[Data entries]

* Start *

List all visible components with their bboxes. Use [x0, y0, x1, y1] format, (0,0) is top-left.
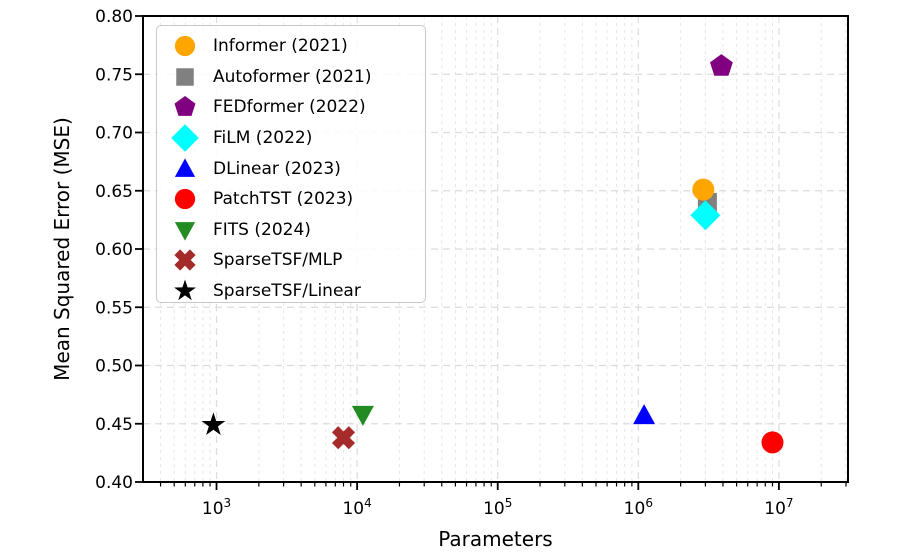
y-tick-label: 0.50 — [95, 357, 133, 377]
legend-item-patchtst-2023: PatchTST (2023) — [157, 184, 425, 215]
legend-item-sparsetsf-mlp: SparseTSF/MLP — [157, 245, 425, 276]
legend-label: DLinear (2023) — [213, 158, 341, 179]
point-dlinear-2023 — [633, 404, 656, 425]
plot-frame — [142, 15, 849, 483]
x-cross-icon — [157, 245, 213, 275]
y-tick-label: 0.55 — [95, 298, 133, 318]
circle-icon — [157, 184, 213, 214]
legend-label: SparseTSF/Linear — [213, 281, 361, 302]
y-tick-label: 0.60 — [95, 240, 133, 260]
legend-item-film-2022: FiLM (2022) — [157, 123, 425, 154]
legend-label: PatchTST (2023) — [213, 189, 354, 210]
y-tick-label: 0.80 — [95, 7, 133, 27]
point-film-2022 — [690, 200, 721, 231]
legend: Informer (2021) Autoformer (2021) FEDforme… — [156, 25, 426, 303]
triangle-down-icon — [157, 215, 213, 245]
y-tick-label: 0.45 — [95, 415, 133, 435]
y-tick-label: 0.70 — [95, 124, 133, 144]
x-tick-label: 104 — [342, 496, 371, 519]
legend-label: SparseTSF/MLP — [213, 250, 343, 271]
y-tick-label: 0.40 — [95, 473, 133, 493]
diamond-icon — [157, 123, 213, 153]
legend-item-fedformer-2022: FEDformer (2022) — [157, 92, 425, 123]
point-fedformer-2022 — [709, 54, 733, 76]
legend-item-informer-2021: Informer (2021) — [157, 31, 425, 62]
pentagon-icon — [157, 92, 213, 122]
legend-label: FEDformer (2022) — [213, 97, 366, 118]
legend-item-autoformer-2021: Autoformer (2021) — [157, 62, 425, 93]
x-tick-label: 106 — [624, 496, 653, 519]
legend-label: Informer (2021) — [213, 36, 348, 57]
x-tick-label: 105 — [483, 496, 512, 519]
x-tick-label: 107 — [764, 496, 793, 519]
y-tick-label: 0.65 — [95, 182, 133, 202]
y-axis-label: Mean Squared Error (MSE) — [50, 117, 74, 381]
y-tick-label: 0.75 — [95, 65, 133, 85]
point-informer-2021 — [692, 178, 715, 201]
legend-item-fits-2024: FITS (2024) — [157, 215, 425, 246]
point-sparsetsf-linear — [201, 412, 226, 436]
circle-icon — [157, 31, 213, 61]
x-axis-label: Parameters — [438, 527, 553, 551]
legend-item-dlinear-2023: DLinear (2023) — [157, 153, 425, 184]
point-patchtst-2023 — [761, 431, 784, 454]
legend-label: FITS (2024) — [213, 219, 311, 240]
legend-item-sparsetsf-linear: SparseTSF/Linear — [157, 276, 425, 307]
square-icon — [157, 62, 213, 92]
legend-label: FiLM (2022) — [213, 128, 313, 149]
x-tick-label: 103 — [202, 496, 231, 519]
legend-label: Autoformer (2021) — [213, 66, 372, 87]
star-icon — [157, 276, 213, 306]
point-fits-2024 — [351, 405, 374, 426]
point-sparsetsf-mlp — [331, 426, 356, 450]
triangle-up-icon — [157, 154, 213, 184]
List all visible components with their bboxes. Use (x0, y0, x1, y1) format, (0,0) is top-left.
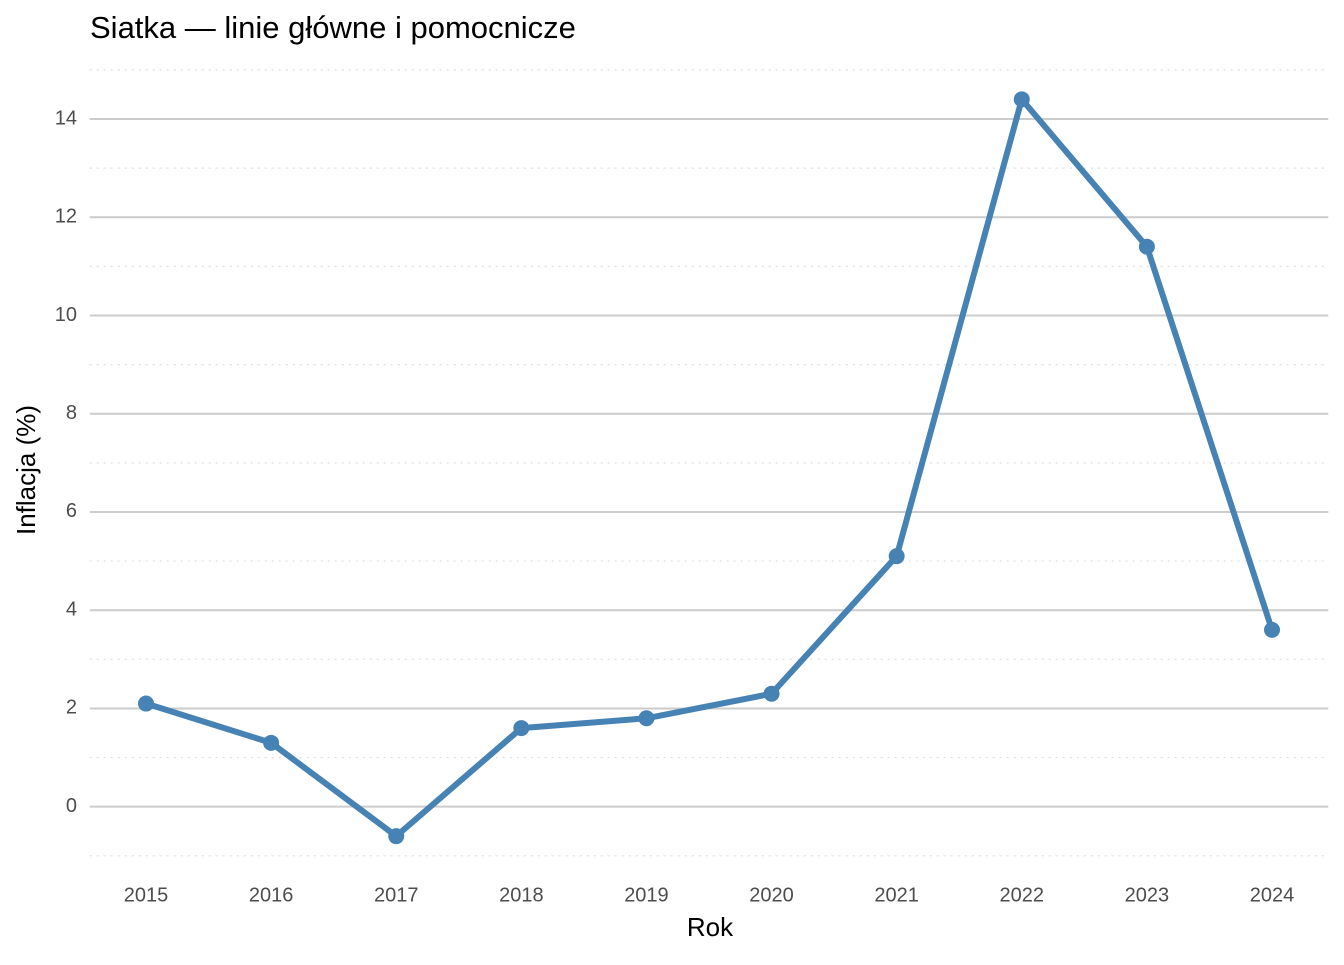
chart-title: Siatka — linie główne i pomocnicze (90, 10, 576, 45)
x-tick-label: 2015 (124, 884, 169, 906)
point (263, 734, 280, 751)
x-tick-label: 2023 (1125, 884, 1170, 906)
y-tick-label: 2 (66, 697, 77, 719)
point (763, 685, 780, 702)
x-tick-label: 2018 (499, 884, 544, 906)
x-tick-label: 2020 (749, 884, 794, 906)
x-tick-label: 2017 (374, 884, 419, 906)
x-tick-label: 2016 (249, 884, 294, 906)
line (145, 96, 1275, 840)
point (1264, 621, 1280, 638)
x-axis-title: Rok (687, 912, 734, 942)
y-tick-label: 6 (66, 500, 77, 522)
point (513, 720, 530, 737)
point (1138, 238, 1155, 255)
y-tick-label: 12 (55, 206, 77, 228)
point (638, 710, 655, 727)
x-tick-label: 2024 (1250, 884, 1295, 906)
x-tick-label: 2021 (874, 884, 919, 906)
x-tick-label: 2022 (1000, 884, 1045, 906)
point (1013, 91, 1030, 108)
y-axis-title: Inflacja (%) (11, 405, 41, 535)
point (388, 828, 405, 845)
point (888, 548, 905, 565)
point (138, 695, 154, 712)
y-tick-label: 14 (55, 107, 77, 129)
y-tick-label: 4 (66, 598, 77, 620)
y-tick-label: 0 (66, 795, 77, 817)
y-tick-label: 8 (66, 402, 77, 424)
y-tick-label: 10 (55, 304, 77, 326)
x-tick-label: 2019 (624, 884, 669, 906)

* End *

What to do: Reproduce the lines above with every occurrence of "legend-label" replaced by "legend-text", leaving all other text unchanged. Omit the pictures from the answer.

Written answer:
List all visible components with their bboxes. Use [x0, y0, x1, y1] format, (0,0) is top-left.
y-tick-label: 0.50 — [95, 357, 133, 377]
legend-item-patchtst-2023: PatchTST (2023) — [157, 184, 425, 215]
legend-item-sparsetsf-mlp: SparseTSF/MLP — [157, 245, 425, 276]
legend-text: DLinear (2023) — [213, 158, 341, 179]
point-dlinear-2023 — [633, 404, 656, 425]
plot-frame — [142, 15, 849, 483]
x-cross-icon — [157, 245, 213, 275]
y-tick-label: 0.55 — [95, 298, 133, 318]
circle-icon — [157, 184, 213, 214]
legend-text: SparseTSF/Linear — [213, 281, 361, 302]
y-tick-label: 0.60 — [95, 240, 133, 260]
legend-item-film-2022: FiLM (2022) — [157, 123, 425, 154]
legend-text: PatchTST (2023) — [213, 189, 354, 210]
y-tick-label: 0.80 — [95, 7, 133, 27]
point-film-2022 — [690, 200, 721, 231]
legend: Informer (2021) Autoformer (2021) FEDforme… — [156, 25, 426, 303]
triangle-down-icon — [157, 215, 213, 245]
y-tick-label: 0.45 — [95, 415, 133, 435]
y-tick-label: 0.70 — [95, 124, 133, 144]
x-tick-label: 104 — [342, 496, 371, 519]
legend-text: SparseTSF/MLP — [213, 250, 343, 271]
y-tick-label: 0.40 — [95, 473, 133, 493]
diamond-icon — [157, 123, 213, 153]
legend-item-fedformer-2022: FEDformer (2022) — [157, 92, 425, 123]
point-fedformer-2022 — [709, 54, 733, 76]
legend-item-informer-2021: Informer (2021) — [157, 31, 425, 62]
pentagon-icon — [157, 92, 213, 122]
legend-text: FEDformer (2022) — [213, 97, 366, 118]
legend-item-autoformer-2021: Autoformer (2021) — [157, 62, 425, 93]
x-tick-label: 106 — [624, 496, 653, 519]
legend-text: Informer (2021) — [213, 36, 348, 57]
x-tick-label: 105 — [483, 496, 512, 519]
x-tick-label: 107 — [764, 496, 793, 519]
y-tick-label: 0.65 — [95, 182, 133, 202]
y-axis-label: Mean Squared Error (MSE) — [50, 117, 74, 381]
y-tick-label: 0.75 — [95, 65, 133, 85]
point-informer-2021 — [692, 178, 715, 201]
legend-item-fits-2024: FITS (2024) — [157, 215, 425, 246]
point-sparsetsf-linear — [201, 412, 226, 436]
circle-icon — [157, 31, 213, 61]
x-axis-label: Parameters — [438, 527, 553, 551]
legend-item-dlinear-2023: DLinear (2023) — [157, 153, 425, 184]
point-patchtst-2023 — [761, 431, 784, 454]
legend-text: FITS (2024) — [213, 219, 311, 240]
legend-item-sparsetsf-linear: SparseTSF/Linear — [157, 276, 425, 307]
square-icon — [157, 62, 213, 92]
legend-text: FiLM (2022) — [213, 128, 313, 149]
x-tick-label: 103 — [202, 496, 231, 519]
legend-text: Autoformer (2021) — [213, 66, 372, 87]
star-icon — [157, 276, 213, 306]
point-fits-2024 — [351, 405, 374, 426]
point-sparsetsf-mlp — [331, 426, 356, 450]
triangle-up-icon — [157, 154, 213, 184]
List all visible components with their bboxes. Use (x0, y0, x1, y1) format, (0,0) is top-left.
chart-title: Siatka — linie główne i pomocnicze (90, 10, 576, 45)
x-tick-label: 2015 (124, 884, 169, 906)
point (263, 734, 280, 751)
x-tick-label: 2023 (1125, 884, 1170, 906)
y-tick-label: 2 (66, 697, 77, 719)
point (763, 685, 780, 702)
x-tick-label: 2018 (499, 884, 544, 906)
x-tick-label: 2020 (749, 884, 794, 906)
x-tick-label: 2017 (374, 884, 419, 906)
x-tick-label: 2016 (249, 884, 294, 906)
line (145, 96, 1275, 840)
point (1264, 621, 1280, 638)
x-axis-title: Rok (687, 912, 734, 942)
y-tick-label: 6 (66, 500, 77, 522)
point (513, 720, 530, 737)
point (1138, 238, 1155, 255)
y-tick-label: 12 (55, 206, 77, 228)
point (638, 710, 655, 727)
x-tick-label: 2024 (1250, 884, 1295, 906)
x-tick-label: 2021 (874, 884, 919, 906)
x-tick-label: 2022 (1000, 884, 1045, 906)
point (1013, 91, 1030, 108)
y-axis-title: Inflacja (%) (11, 405, 41, 535)
point (388, 828, 405, 845)
point (888, 548, 905, 565)
point (138, 695, 154, 712)
y-tick-label: 14 (55, 107, 77, 129)
y-tick-label: 4 (66, 598, 77, 620)
y-tick-label: 0 (66, 795, 77, 817)
y-tick-label: 8 (66, 402, 77, 424)
y-tick-label: 10 (55, 304, 77, 326)
x-tick-label: 2019 (624, 884, 669, 906)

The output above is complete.